YOUR GOAL:
Go through the material and pull out every line with the string "color" in it.

RECORDS TO PROCESS:
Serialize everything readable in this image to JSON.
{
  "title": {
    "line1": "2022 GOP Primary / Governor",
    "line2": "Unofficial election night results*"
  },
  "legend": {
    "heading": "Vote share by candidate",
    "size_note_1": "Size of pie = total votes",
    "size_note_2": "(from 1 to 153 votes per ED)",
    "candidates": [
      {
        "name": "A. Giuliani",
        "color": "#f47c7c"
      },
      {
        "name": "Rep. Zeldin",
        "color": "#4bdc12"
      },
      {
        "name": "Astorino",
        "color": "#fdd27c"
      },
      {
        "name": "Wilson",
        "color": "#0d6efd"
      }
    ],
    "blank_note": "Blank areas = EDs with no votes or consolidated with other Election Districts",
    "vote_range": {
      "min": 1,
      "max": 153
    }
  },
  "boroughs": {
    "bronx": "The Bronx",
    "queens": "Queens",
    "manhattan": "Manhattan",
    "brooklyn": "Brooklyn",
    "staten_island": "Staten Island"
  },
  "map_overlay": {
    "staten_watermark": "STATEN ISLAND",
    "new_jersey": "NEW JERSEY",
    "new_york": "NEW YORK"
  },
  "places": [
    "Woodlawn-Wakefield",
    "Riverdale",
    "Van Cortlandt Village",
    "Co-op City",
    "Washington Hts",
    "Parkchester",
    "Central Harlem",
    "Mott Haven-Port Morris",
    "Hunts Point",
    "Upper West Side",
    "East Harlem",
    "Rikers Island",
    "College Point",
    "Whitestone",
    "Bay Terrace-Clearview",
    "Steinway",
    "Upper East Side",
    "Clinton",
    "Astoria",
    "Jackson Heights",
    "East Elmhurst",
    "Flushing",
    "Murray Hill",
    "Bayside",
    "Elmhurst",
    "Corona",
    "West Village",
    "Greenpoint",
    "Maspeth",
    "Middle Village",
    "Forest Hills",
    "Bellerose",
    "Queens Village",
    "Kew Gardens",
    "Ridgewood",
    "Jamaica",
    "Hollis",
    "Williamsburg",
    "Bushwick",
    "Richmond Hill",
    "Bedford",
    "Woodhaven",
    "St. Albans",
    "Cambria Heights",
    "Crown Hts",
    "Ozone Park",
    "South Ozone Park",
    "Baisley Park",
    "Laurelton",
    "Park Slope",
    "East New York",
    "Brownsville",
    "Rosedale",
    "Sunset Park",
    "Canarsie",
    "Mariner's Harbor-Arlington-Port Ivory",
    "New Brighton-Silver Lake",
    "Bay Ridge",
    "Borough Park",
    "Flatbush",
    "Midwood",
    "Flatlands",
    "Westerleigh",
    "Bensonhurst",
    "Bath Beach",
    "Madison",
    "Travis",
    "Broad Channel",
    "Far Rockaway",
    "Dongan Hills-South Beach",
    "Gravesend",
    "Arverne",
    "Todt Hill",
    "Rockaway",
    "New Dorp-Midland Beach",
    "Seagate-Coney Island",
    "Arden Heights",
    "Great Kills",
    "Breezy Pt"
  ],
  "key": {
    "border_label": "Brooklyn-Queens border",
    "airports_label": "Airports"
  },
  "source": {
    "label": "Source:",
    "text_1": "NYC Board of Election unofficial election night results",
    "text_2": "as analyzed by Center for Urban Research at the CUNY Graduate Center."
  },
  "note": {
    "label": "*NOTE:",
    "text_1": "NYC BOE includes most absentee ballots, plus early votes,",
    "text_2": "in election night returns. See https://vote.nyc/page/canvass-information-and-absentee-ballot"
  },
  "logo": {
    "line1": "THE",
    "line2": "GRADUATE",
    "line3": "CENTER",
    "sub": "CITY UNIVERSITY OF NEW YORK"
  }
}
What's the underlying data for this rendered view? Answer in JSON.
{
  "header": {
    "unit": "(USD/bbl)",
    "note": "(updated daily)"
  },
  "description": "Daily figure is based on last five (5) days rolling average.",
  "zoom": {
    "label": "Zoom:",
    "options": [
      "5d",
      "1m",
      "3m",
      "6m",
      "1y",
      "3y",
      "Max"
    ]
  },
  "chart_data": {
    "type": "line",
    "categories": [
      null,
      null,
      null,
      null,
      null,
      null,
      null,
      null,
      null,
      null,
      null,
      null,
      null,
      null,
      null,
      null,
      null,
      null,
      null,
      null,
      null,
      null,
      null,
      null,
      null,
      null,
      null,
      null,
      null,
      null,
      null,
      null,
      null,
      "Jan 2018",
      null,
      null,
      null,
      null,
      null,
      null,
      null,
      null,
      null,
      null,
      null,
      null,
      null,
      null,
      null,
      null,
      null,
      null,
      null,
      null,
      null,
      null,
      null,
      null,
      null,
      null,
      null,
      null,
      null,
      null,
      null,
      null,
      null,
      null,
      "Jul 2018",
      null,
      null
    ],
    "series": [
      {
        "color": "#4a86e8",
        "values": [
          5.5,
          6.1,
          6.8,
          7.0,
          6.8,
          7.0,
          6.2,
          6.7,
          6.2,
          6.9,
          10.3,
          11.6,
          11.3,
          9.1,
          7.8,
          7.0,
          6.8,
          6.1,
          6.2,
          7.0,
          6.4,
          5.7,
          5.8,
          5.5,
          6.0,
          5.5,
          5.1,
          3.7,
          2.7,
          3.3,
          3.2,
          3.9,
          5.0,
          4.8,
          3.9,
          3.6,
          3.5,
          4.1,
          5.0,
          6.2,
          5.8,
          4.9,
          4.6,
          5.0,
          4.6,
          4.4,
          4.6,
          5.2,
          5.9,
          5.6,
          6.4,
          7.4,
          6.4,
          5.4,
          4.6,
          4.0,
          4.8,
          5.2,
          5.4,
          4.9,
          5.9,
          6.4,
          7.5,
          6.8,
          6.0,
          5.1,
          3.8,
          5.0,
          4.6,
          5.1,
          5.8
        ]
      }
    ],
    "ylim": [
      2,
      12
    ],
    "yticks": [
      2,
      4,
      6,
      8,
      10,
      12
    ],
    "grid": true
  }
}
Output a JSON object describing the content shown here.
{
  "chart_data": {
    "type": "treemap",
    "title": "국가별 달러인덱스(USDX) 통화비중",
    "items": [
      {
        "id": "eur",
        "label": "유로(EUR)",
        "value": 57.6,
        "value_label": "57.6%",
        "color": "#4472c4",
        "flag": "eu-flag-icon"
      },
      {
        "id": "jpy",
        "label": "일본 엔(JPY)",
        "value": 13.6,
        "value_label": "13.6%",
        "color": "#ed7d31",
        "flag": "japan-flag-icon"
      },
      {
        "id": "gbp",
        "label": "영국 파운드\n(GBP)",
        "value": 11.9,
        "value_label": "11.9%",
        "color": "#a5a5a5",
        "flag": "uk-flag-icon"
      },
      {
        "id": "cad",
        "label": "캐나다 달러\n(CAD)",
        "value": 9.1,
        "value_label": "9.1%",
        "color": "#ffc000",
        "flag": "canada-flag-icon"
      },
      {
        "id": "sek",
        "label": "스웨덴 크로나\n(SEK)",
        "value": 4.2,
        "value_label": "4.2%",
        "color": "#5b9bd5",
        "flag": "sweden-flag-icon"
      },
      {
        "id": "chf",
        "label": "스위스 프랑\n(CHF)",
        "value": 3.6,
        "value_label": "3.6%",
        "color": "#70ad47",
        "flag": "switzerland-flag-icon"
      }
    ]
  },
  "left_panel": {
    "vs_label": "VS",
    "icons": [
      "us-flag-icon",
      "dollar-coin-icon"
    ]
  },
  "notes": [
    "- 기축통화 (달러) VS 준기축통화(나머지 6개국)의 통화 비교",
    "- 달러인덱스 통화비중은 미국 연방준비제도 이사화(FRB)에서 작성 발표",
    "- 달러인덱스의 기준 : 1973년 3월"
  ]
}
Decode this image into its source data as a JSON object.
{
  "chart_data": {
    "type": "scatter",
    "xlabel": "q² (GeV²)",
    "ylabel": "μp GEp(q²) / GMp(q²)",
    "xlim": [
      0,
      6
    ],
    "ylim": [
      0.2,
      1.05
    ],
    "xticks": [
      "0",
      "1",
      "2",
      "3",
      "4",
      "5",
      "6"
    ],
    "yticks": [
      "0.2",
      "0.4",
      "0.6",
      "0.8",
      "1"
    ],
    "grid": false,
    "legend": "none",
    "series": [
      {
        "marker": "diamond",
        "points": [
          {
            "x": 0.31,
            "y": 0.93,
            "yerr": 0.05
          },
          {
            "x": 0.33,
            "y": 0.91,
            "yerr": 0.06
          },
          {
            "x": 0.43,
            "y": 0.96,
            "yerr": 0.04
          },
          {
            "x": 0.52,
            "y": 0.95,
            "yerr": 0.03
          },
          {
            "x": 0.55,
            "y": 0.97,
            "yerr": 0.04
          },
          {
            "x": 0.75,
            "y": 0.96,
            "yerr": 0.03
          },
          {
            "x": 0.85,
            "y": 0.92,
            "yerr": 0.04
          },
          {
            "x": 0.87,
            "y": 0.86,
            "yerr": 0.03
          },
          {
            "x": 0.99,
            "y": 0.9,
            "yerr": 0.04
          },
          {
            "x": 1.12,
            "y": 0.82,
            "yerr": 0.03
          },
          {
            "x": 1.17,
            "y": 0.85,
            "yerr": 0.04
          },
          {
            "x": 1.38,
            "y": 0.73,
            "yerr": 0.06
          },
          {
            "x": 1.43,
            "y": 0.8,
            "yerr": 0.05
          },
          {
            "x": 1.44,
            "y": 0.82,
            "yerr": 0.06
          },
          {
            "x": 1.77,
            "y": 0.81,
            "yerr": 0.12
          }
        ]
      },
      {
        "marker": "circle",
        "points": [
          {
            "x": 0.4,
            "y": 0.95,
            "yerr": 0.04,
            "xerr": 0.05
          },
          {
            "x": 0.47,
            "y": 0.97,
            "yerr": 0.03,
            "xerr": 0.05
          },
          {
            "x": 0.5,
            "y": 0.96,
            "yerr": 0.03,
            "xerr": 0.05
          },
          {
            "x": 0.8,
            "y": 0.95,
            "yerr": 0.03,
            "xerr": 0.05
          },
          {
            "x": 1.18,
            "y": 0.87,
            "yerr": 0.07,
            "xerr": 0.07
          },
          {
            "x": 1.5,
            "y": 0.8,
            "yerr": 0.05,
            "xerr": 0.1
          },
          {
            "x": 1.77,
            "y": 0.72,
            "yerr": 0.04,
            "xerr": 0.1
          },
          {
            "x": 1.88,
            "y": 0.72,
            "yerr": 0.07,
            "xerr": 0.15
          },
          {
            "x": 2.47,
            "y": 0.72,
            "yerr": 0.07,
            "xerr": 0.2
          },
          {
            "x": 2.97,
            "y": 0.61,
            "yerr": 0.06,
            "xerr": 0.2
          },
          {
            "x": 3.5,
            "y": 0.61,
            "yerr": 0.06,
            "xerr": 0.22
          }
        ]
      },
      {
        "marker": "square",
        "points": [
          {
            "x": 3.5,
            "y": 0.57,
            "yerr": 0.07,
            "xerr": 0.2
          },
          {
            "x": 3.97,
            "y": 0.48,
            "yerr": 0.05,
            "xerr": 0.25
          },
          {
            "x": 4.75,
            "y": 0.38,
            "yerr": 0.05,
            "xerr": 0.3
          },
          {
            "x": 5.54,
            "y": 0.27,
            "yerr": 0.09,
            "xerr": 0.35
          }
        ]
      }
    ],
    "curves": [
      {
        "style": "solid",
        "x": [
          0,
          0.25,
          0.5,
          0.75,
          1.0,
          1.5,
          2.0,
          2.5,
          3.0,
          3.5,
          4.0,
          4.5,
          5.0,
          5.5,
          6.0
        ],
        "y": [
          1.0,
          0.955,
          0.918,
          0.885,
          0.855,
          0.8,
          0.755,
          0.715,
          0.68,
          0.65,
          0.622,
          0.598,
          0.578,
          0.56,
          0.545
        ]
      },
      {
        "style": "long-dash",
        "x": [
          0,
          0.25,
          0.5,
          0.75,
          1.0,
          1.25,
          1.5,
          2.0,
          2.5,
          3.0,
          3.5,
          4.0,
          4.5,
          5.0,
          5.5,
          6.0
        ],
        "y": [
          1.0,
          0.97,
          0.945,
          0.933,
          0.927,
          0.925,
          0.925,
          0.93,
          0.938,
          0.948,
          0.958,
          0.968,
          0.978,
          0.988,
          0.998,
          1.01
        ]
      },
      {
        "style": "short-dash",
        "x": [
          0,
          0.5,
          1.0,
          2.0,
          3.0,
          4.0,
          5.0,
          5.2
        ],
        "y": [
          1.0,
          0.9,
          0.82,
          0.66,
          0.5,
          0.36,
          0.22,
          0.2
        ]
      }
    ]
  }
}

RESPONSE TO THIS EXERCISE:
        "color": "#f47c7c"
        "color": "#4bdc12"
        "color": "#fdd27c"
        "color": "#0d6efd"
        "color": "#4a86e8",
        "color": "#4472c4",
        "color": "#ed7d31",
        "color": "#a5a5a5",
        "color": "#ffc000",
        "color": "#5b9bd5",
        "color": "#70ad47",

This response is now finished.